TASK BRIEF: Extract the complete listing and repeat it word for word.

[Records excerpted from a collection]
##########

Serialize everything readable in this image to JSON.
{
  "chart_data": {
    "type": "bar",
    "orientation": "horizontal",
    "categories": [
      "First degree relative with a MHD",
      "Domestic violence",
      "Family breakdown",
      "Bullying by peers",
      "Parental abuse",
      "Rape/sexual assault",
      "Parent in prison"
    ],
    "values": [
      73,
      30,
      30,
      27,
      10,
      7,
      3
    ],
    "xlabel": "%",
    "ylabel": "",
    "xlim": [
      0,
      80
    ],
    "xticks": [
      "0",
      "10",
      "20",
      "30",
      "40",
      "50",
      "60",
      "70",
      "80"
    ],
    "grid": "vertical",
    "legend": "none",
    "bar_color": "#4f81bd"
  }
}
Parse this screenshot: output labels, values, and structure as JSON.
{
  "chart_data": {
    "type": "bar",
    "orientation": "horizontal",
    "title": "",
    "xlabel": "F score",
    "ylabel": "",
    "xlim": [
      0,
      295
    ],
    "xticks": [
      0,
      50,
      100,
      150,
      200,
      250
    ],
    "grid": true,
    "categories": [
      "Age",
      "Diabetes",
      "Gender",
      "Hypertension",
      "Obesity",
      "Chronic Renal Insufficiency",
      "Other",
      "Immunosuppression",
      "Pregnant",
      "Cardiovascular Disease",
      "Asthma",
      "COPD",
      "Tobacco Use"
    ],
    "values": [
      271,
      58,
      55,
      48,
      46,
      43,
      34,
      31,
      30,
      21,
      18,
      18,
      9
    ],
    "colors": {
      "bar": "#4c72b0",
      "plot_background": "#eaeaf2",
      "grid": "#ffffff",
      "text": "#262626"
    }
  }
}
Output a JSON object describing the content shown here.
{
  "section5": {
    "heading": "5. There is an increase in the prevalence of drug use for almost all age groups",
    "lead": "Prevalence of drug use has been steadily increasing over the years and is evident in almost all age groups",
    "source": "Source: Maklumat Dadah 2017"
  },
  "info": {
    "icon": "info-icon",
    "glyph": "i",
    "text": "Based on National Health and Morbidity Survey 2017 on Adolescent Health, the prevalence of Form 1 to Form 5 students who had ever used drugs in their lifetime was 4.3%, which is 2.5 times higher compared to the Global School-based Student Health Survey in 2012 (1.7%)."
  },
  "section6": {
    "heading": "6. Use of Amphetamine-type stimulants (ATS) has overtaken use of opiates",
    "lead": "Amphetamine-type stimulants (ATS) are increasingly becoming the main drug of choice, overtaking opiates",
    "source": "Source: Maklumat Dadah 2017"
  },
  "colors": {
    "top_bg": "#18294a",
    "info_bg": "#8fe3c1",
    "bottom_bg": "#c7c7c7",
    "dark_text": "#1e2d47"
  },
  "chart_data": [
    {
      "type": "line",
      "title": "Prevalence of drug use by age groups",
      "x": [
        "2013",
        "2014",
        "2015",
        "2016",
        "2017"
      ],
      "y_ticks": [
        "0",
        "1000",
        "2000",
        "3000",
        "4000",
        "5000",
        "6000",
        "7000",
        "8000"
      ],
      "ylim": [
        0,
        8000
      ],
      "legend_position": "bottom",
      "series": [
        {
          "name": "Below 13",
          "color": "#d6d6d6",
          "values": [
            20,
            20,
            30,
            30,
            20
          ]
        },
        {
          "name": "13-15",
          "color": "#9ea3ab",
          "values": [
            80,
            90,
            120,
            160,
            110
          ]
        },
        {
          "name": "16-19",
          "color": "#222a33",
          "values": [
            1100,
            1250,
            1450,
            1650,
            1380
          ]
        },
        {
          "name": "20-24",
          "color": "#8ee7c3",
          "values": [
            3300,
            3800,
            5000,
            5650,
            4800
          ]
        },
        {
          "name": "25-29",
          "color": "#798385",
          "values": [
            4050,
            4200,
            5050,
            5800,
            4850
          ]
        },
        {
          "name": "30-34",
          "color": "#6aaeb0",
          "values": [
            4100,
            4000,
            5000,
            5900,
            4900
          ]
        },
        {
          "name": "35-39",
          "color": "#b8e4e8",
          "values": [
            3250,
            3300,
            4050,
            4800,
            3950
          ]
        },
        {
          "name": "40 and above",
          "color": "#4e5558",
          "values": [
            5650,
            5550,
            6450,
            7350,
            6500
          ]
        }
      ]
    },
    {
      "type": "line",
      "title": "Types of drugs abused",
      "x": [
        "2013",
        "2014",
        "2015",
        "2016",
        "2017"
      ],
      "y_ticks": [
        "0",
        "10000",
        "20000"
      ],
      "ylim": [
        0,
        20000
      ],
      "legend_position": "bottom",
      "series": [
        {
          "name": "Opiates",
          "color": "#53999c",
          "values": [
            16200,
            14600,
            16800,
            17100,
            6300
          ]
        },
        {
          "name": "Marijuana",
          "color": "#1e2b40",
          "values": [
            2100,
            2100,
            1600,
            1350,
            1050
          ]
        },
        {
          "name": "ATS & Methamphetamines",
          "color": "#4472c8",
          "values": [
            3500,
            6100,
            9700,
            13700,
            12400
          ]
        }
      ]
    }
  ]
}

##########

ANSWER TO THIS TASK:
Serialize everything readable in this image to JSON.
{
  "chart_data": {
    "type": "bar",
    "orientation": "horizontal",
    "categories": [
      "First degree relative with a MHD",
      "Domestic violence",
      "Family breakdown",
      "Bullying by peers",
      "Parental abuse",
      "Rape/sexual assault",
      "Parent in prison"
    ],
    "values": [
      73,
      30,
      30,
      27,
      10,
      7,
      3
    ],
    "xlabel": "%",
    "ylabel": "",
    "xlim": [
      0,
      80
    ],
    "xticks": [
      "0",
      "10",
      "20",
      "30",
      "40",
      "50",
      "60",
      "70",
      "80"
    ],
    "grid": "vertical",
    "legend": "none",
    "bar_color": "#4f81bd"
  }
}
Parse this screenshot: output labels, values, and structure as JSON.
{
  "chart_data": {
    "type": "bar",
    "orientation": "horizontal",
    "title": "",
    "xlabel": "F score",
    "ylabel": "",
    "xlim": [
      0,
      295
    ],
    "xticks": [
      0,
      50,
      100,
      150,
      200,
      250
    ],
    "grid": true,
    "categories": [
      "Age",
      "Diabetes",
      "Gender",
      "Hypertension",
      "Obesity",
      "Chronic Renal Insufficiency",
      "Other",
      "Immunosuppression",
      "Pregnant",
      "Cardiovascular Disease",
      "Asthma",
      "COPD",
      "Tobacco Use"
    ],
    "values": [
      271,
      58,
      55,
      48,
      46,
      43,
      34,
      31,
      30,
      21,
      18,
      18,
      9
    ],
    "colors": {
      "bar": "#4c72b0",
      "plot_background": "#eaeaf2",
      "grid": "#ffffff",
      "text": "#262626"
    }
  }
}
Output a JSON object describing the content shown here.
{
  "section5": {
    "heading": "5. There is an increase in the prevalence of drug use for almost all age groups",
    "lead": "Prevalence of drug use has been steadily increasing over the years and is evident in almost all age groups",
    "source": "Source: Maklumat Dadah 2017"
  },
  "info": {
    "icon": "info-icon",
    "glyph": "i",
    "text": "Based on National Health and Morbidity Survey 2017 on Adolescent Health, the prevalence of Form 1 to Form 5 students who had ever used drugs in their lifetime was 4.3%, which is 2.5 times higher compared to the Global School-based Student Health Survey in 2012 (1.7%)."
  },
  "section6": {
    "heading": "6. Use of Amphetamine-type stimulants (ATS) has overtaken use of opiates",
    "lead": "Amphetamine-type stimulants (ATS) are increasingly becoming the main drug of choice, overtaking opiates",
    "source": "Source: Maklumat Dadah 2017"
  },
  "colors": {
    "top_bg": "#18294a",
    "info_bg": "#8fe3c1",
    "bottom_bg": "#c7c7c7",
    "dark_text": "#1e2d47"
  },
  "chart_data": [
    {
      "type": "line",
      "title": "Prevalence of drug use by age groups",
      "x": [
        "2013",
        "2014",
        "2015",
        "2016",
        "2017"
      ],
      "y_ticks": [
        "0",
        "1000",
        "2000",
        "3000",
        "4000",
        "5000",
        "6000",
        "7000",
        "8000"
      ],
      "ylim": [
        0,
        8000
      ],
      "legend_position": "bottom",
      "series": [
        {
          "name": "Below 13",
          "color": "#d6d6d6",
          "values": [
            20,
            20,
            30,
            30,
            20
          ]
        },
        {
          "name": "13-15",
          "color": "#9ea3ab",
          "values": [
            80,
            90,
            120,
            160,
            110
          ]
        },
        {
          "name": "16-19",
          "color": "#222a33",
          "values": [
            1100,
            1250,
            1450,
            1650,
            1380
          ]
        },
        {
          "name": "20-24",
          "color": "#8ee7c3",
          "values": [
            3300,
            3800,
            5000,
            5650,
            4800
          ]
        },
        {
          "name": "25-29",
          "color": "#798385",
          "values": [
            4050,
            4200,
            5050,
            5800,
            4850
          ]
        },
        {
          "name": "30-34",
          "color": "#6aaeb0",
          "values": [
            4100,
            4000,
            5000,
            5900,
            4900
          ]
        },
        {
          "name": "35-39",
          "color": "#b8e4e8",
          "values": [
            3250,
            3300,
            4050,
            4800,
            3950
          ]
        },
        {
          "name": "40 and above",
          "color": "#4e5558",
          "values": [
            5650,
            5550,
            6450,
            7350,
            6500
          ]
        }
      ]
    },
    {
      "type": "line",
      "title": "Types of drugs abused",
      "x": [
        "2013",
        "2014",
        "2015",
        "2016",
        "2017"
      ],
      "y_ticks": [
        "0",
        "10000",
        "20000"
      ],
      "ylim": [
        0,
        20000
      ],
      "legend_position": "bottom",
      "series": [
        {
          "name": "Opiates",
          "color": "#53999c",
          "values": [
            16200,
            14600,
            16800,
            17100,
            6300
          ]
        },
        {
          "name": "Marijuana",
          "color": "#1e2b40",
          "values": [
            2100,
            2100,
            1600,
            1350,
            1050
          ]
        },
        {
          "name": "ATS & Methamphetamines",
          "color": "#4472c8",
          "values": [
            3500,
            6100,
            9700,
            13700,
            12400
          ]
        }
      ]
    }
  ]
}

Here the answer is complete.